**Direction**
Skip every picture and transcribe the remaining material exactly.

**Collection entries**
________________________________________

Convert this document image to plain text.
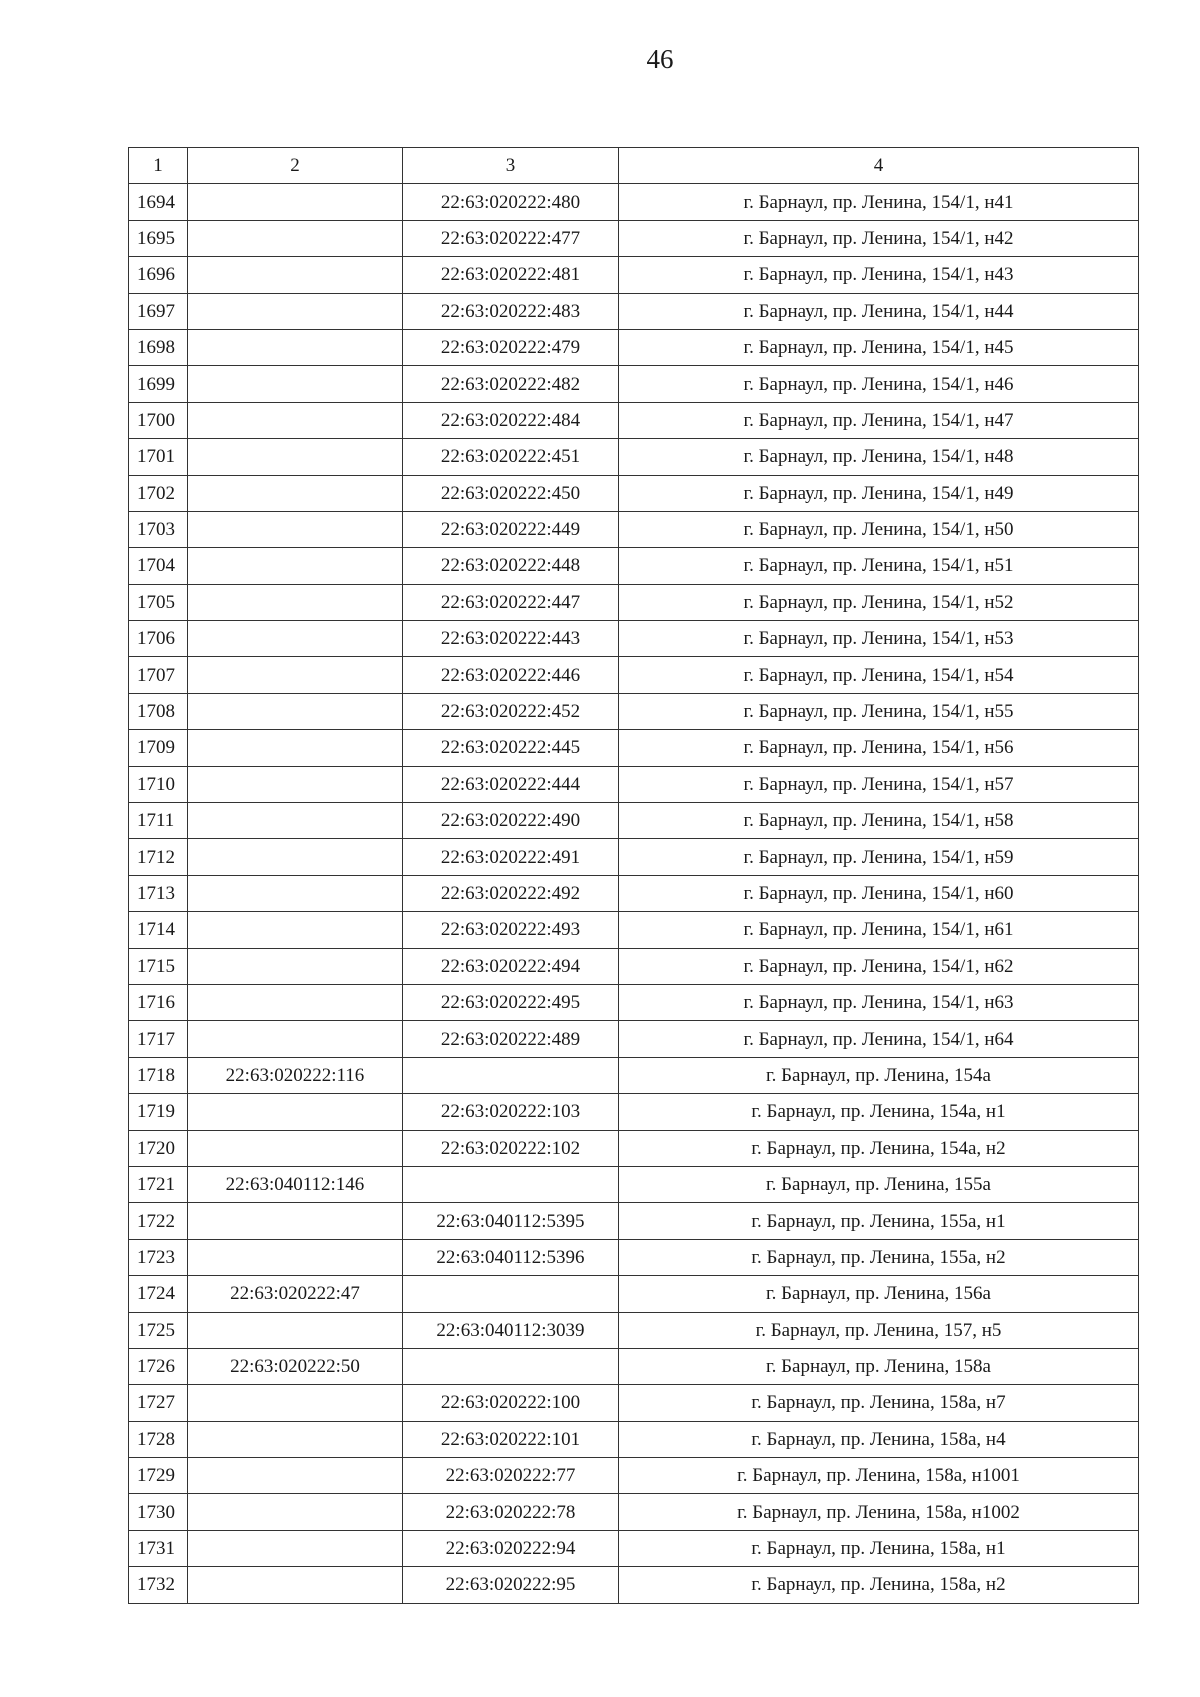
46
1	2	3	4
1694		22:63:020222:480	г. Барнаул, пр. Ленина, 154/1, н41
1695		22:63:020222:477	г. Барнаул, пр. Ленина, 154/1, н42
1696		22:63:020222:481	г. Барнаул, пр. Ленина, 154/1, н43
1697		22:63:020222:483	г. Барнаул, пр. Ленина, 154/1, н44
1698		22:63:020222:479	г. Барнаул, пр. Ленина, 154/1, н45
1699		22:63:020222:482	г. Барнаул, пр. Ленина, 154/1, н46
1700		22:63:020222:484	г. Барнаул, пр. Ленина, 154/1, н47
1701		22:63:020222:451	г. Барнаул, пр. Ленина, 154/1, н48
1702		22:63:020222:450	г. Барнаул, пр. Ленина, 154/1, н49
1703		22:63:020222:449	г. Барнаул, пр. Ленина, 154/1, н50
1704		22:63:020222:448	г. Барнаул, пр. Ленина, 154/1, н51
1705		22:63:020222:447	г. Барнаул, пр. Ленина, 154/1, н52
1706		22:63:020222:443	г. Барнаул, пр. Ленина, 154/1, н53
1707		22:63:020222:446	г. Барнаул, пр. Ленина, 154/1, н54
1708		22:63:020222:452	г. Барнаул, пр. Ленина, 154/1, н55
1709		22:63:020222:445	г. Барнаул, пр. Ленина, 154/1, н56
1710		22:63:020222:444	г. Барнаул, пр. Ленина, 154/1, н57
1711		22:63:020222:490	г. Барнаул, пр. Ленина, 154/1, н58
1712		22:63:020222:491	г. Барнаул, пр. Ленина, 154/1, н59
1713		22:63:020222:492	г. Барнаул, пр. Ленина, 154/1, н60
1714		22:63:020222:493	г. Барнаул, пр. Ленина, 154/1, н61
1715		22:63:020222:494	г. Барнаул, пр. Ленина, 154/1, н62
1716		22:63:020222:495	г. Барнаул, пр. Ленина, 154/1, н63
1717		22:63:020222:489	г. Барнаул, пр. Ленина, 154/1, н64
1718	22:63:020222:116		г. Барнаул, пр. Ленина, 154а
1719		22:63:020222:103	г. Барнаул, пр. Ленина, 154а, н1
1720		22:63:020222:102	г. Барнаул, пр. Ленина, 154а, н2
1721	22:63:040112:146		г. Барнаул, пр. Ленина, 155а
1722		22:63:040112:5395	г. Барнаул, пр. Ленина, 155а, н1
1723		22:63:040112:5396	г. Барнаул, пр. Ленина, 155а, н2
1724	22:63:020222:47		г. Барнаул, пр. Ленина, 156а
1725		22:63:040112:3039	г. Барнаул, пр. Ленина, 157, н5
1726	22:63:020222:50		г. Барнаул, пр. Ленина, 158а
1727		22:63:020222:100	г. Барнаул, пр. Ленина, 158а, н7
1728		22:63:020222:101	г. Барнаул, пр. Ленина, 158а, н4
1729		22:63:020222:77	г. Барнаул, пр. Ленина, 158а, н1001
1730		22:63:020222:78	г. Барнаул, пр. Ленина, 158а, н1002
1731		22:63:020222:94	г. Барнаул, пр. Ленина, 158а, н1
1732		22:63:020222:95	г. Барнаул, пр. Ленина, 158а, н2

________________________________________

**Solution to the exercise**
Convert this document image to plain text.
46
1	2	3	4
1694		22:63:020222:480	г. Барнаул, пр. Ленина, 154/1, н41
1695		22:63:020222:477	г. Барнаул, пр. Ленина, 154/1, н42
1696		22:63:020222:481	г. Барнаул, пр. Ленина, 154/1, н43
1697		22:63:020222:483	г. Барнаул, пр. Ленина, 154/1, н44
1698		22:63:020222:479	г. Барнаул, пр. Ленина, 154/1, н45
1699		22:63:020222:482	г. Барнаул, пр. Ленина, 154/1, н46
1700		22:63:020222:484	г. Барнаул, пр. Ленина, 154/1, н47
1701		22:63:020222:451	г. Барнаул, пр. Ленина, 154/1, н48
1702		22:63:020222:450	г. Барнаул, пр. Ленина, 154/1, н49
1703		22:63:020222:449	г. Барнаул, пр. Ленина, 154/1, н50
1704		22:63:020222:448	г. Барнаул, пр. Ленина, 154/1, н51
1705		22:63:020222:447	г. Барнаул, пр. Ленина, 154/1, н52
1706		22:63:020222:443	г. Барнаул, пр. Ленина, 154/1, н53
1707		22:63:020222:446	г. Барнаул, пр. Ленина, 154/1, н54
1708		22:63:020222:452	г. Барнаул, пр. Ленина, 154/1, н55
1709		22:63:020222:445	г. Барнаул, пр. Ленина, 154/1, н56
1710		22:63:020222:444	г. Барнаул, пр. Ленина, 154/1, н57
1711		22:63:020222:490	г. Барнаул, пр. Ленина, 154/1, н58
1712		22:63:020222:491	г. Барнаул, пр. Ленина, 154/1, н59
1713		22:63:020222:492	г. Барнаул, пр. Ленина, 154/1, н60
1714		22:63:020222:493	г. Барнаул, пр. Ленина, 154/1, н61
1715		22:63:020222:494	г. Барнаул, пр. Ленина, 154/1, н62
1716		22:63:020222:495	г. Барнаул, пр. Ленина, 154/1, н63
1717		22:63:020222:489	г. Барнаул, пр. Ленина, 154/1, н64
1718	22:63:020222:116		г. Барнаул, пр. Ленина, 154а
1719		22:63:020222:103	г. Барнаул, пр. Ленина, 154а, н1
1720		22:63:020222:102	г. Барнаул, пр. Ленина, 154а, н2
1721	22:63:040112:146		г. Барнаул, пр. Ленина, 155а
1722		22:63:040112:5395	г. Барнаул, пр. Ленина, 155а, н1
1723		22:63:040112:5396	г. Барнаул, пр. Ленина, 155а, н2
1724	22:63:020222:47		г. Барнаул, пр. Ленина, 156а
1725		22:63:040112:3039	г. Барнаул, пр. Ленина, 157, н5
1726	22:63:020222:50		г. Барнаул, пр. Ленина, 158а
1727		22:63:020222:100	г. Барнаул, пр. Ленина, 158а, н7
1728		22:63:020222:101	г. Барнаул, пр. Ленина, 158а, н4
1729		22:63:020222:77	г. Барнаул, пр. Ленина, 158а, н1001
1730		22:63:020222:78	г. Барнаул, пр. Ленина, 158а, н1002
1731		22:63:020222:94	г. Барнаул, пр. Ленина, 158а, н1
1732		22:63:020222:95	г. Барнаул, пр. Ленина, 158а, н2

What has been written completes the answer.